Work to complete »
The records below must be retyped exactly.

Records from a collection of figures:
****

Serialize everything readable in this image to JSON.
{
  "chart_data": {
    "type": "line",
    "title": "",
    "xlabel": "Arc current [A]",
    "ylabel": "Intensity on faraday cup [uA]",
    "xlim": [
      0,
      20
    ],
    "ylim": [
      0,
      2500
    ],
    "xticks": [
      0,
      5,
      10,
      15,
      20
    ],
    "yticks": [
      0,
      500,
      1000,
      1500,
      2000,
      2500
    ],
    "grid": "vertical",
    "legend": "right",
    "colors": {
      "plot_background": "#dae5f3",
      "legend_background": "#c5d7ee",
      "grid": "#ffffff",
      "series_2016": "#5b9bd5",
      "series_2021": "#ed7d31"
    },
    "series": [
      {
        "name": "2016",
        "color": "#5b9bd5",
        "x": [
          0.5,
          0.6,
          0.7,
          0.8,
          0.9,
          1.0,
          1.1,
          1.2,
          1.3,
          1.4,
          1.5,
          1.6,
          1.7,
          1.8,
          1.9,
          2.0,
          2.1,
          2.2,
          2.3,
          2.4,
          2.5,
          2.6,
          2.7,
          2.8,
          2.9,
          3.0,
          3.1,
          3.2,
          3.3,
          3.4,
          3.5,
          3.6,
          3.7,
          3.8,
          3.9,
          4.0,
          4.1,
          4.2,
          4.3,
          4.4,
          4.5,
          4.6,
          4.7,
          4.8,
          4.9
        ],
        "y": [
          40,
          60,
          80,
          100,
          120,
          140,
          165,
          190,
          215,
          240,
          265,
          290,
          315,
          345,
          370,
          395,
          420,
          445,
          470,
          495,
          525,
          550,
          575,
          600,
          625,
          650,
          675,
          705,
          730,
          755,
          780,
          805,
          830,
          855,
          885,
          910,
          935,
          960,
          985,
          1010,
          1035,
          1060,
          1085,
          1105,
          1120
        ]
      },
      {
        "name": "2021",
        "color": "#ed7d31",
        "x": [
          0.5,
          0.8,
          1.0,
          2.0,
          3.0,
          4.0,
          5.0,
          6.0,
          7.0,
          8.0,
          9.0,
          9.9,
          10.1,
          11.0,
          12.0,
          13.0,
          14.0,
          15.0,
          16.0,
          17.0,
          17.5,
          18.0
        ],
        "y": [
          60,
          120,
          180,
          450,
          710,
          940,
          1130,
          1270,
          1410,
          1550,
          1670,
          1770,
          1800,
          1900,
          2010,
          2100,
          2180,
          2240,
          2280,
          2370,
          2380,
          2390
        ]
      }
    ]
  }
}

****

Result for this task »
Serialize everything readable in this image to JSON.
{
  "chart_data": {
    "type": "line",
    "title": "",
    "xlabel": "Arc current [A]",
    "ylabel": "Intensity on faraday cup [uA]",
    "xlim": [
      0,
      20
    ],
    "ylim": [
      0,
      2500
    ],
    "xticks": [
      0,
      5,
      10,
      15,
      20
    ],
    "yticks": [
      0,
      500,
      1000,
      1500,
      2000,
      2500
    ],
    "grid": "vertical",
    "legend": "right",
    "colors": {
      "plot_background": "#dae5f3",
      "legend_background": "#c5d7ee",
      "grid": "#ffffff",
      "series_2016": "#5b9bd5",
      "series_2021": "#ed7d31"
    },
    "series": [
      {
        "name": "2016",
        "color": "#5b9bd5",
        "x": [
          0.5,
          0.6,
          0.7,
          0.8,
          0.9,
          1.0,
          1.1,
          1.2,
          1.3,
          1.4,
          1.5,
          1.6,
          1.7,
          1.8,
          1.9,
          2.0,
          2.1,
          2.2,
          2.3,
          2.4,
          2.5,
          2.6,
          2.7,
          2.8,
          2.9,
          3.0,
          3.1,
          3.2,
          3.3,
          3.4,
          3.5,
          3.6,
          3.7,
          3.8,
          3.9,
          4.0,
          4.1,
          4.2,
          4.3,
          4.4,
          4.5,
          4.6,
          4.7,
          4.8,
          4.9
        ],
        "y": [
          40,
          60,
          80,
          100,
          120,
          140,
          165,
          190,
          215,
          240,
          265,
          290,
          315,
          345,
          370,
          395,
          420,
          445,
          470,
          495,
          525,
          550,
          575,
          600,
          625,
          650,
          675,
          705,
          730,
          755,
          780,
          805,
          830,
          855,
          885,
          910,
          935,
          960,
          985,
          1010,
          1035,
          1060,
          1085,
          1105,
          1120
        ]
      },
      {
        "name": "2021",
        "color": "#ed7d31",
        "x": [
          0.5,
          0.8,
          1.0,
          2.0,
          3.0,
          4.0,
          5.0,
          6.0,
          7.0,
          8.0,
          9.0,
          9.9,
          10.1,
          11.0,
          12.0,
          13.0,
          14.0,
          15.0,
          16.0,
          17.0,
          17.5,
          18.0
        ],
        "y": [
          60,
          120,
          180,
          450,
          710,
          940,
          1130,
          1270,
          1410,
          1550,
          1670,
          1770,
          1800,
          1900,
          2010,
          2100,
          2180,
          2240,
          2280,
          2370,
          2380,
          2390
        ]
      }
    ]
  }
}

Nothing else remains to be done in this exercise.